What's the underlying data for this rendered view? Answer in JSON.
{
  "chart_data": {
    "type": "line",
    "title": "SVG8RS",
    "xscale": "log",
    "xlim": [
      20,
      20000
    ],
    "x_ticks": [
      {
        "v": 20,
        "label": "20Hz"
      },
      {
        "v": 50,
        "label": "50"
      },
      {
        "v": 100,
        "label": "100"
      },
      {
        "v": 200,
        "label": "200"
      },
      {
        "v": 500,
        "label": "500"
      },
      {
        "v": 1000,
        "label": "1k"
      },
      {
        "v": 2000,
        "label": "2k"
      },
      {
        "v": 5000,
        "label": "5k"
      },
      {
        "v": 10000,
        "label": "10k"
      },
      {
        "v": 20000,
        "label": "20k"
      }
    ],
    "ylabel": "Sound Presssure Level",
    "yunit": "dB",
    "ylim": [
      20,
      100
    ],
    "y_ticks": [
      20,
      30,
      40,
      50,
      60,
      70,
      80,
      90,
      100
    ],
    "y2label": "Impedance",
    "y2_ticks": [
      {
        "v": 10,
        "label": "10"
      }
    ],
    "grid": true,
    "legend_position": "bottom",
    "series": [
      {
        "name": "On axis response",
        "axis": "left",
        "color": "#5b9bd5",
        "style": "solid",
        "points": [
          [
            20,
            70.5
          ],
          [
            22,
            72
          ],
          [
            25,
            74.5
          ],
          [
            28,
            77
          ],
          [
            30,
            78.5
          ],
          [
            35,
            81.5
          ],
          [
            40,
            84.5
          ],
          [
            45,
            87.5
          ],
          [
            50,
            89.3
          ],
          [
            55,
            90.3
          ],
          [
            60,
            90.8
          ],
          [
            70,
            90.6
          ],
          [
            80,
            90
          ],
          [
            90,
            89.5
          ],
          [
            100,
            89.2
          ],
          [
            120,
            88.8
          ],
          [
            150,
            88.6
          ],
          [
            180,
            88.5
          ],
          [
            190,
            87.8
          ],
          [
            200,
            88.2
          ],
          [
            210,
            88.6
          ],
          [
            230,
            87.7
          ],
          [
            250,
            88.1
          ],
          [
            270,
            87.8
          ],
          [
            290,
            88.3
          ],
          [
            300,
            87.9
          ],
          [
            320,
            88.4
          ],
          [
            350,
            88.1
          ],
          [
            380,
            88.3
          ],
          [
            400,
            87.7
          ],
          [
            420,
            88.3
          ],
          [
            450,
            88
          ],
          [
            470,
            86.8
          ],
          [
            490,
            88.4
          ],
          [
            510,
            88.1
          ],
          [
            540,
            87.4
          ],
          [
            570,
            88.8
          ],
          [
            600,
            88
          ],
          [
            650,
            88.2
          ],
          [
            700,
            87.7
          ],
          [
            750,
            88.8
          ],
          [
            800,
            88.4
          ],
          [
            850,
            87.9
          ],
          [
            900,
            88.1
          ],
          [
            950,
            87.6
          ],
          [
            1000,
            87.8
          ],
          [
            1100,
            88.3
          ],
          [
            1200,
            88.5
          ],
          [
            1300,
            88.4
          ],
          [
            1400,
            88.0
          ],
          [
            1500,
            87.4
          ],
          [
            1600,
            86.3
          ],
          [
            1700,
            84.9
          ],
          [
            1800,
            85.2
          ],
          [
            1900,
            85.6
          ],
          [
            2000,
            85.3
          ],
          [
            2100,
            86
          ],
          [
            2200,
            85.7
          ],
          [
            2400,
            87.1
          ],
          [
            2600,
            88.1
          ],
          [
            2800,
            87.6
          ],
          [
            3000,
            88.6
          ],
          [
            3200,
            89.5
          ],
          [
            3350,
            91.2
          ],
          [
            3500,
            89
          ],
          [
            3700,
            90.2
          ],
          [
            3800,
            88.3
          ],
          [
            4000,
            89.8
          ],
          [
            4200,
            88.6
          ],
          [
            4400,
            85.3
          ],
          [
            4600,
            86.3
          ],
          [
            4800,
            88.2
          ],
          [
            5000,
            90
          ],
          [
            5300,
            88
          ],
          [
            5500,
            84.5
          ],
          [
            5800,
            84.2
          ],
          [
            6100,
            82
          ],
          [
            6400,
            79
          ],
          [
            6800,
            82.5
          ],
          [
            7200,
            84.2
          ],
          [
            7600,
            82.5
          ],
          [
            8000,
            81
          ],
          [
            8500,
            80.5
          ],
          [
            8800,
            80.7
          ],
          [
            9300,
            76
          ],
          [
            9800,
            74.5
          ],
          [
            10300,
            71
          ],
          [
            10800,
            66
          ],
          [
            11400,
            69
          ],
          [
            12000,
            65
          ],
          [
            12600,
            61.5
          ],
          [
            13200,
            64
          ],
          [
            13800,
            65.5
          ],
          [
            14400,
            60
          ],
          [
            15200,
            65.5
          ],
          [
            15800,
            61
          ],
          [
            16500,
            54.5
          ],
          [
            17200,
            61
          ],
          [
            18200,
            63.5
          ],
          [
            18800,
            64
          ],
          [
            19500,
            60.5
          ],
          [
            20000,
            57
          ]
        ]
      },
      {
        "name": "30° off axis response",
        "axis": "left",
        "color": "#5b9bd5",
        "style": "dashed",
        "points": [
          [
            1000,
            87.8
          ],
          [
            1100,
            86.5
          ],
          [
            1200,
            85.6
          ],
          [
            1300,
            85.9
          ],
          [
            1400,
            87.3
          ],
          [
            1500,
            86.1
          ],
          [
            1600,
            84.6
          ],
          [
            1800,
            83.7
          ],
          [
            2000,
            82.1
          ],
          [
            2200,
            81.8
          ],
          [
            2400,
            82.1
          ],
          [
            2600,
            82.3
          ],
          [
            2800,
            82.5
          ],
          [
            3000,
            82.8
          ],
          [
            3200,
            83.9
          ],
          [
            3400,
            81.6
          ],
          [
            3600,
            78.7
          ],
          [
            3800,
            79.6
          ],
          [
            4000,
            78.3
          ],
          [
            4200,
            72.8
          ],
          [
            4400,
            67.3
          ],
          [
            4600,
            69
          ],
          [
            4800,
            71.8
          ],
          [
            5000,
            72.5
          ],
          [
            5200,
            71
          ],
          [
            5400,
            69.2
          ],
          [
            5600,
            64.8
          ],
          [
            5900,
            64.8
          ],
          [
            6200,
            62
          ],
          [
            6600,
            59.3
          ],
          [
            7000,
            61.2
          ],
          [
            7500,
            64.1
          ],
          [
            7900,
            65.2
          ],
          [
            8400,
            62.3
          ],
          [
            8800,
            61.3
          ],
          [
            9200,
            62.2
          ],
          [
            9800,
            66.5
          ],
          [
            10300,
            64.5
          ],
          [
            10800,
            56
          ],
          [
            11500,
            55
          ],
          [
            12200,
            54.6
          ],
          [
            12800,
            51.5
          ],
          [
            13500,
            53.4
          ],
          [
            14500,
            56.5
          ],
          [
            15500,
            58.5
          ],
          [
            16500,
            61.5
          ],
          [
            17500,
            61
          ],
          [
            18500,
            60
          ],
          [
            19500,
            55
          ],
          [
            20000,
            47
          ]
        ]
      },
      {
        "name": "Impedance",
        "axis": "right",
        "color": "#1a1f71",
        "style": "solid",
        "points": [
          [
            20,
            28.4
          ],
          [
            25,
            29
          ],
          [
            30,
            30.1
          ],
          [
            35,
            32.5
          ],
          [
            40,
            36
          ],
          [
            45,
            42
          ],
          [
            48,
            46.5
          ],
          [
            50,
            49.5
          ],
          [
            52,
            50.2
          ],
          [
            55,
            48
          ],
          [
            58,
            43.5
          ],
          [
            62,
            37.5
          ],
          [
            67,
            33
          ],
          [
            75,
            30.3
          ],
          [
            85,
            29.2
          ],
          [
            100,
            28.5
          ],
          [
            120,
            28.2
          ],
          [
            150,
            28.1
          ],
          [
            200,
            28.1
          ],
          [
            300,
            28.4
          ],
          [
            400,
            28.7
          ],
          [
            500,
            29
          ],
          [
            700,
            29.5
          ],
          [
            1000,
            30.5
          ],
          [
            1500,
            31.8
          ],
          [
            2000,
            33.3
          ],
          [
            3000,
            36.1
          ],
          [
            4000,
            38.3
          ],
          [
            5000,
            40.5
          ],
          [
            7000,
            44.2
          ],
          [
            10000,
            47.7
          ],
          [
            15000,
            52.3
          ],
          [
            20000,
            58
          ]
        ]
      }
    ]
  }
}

**What to produce:** Your answer should be only a number: how many lines of the data above contain the string "response"?

**Solution:** 2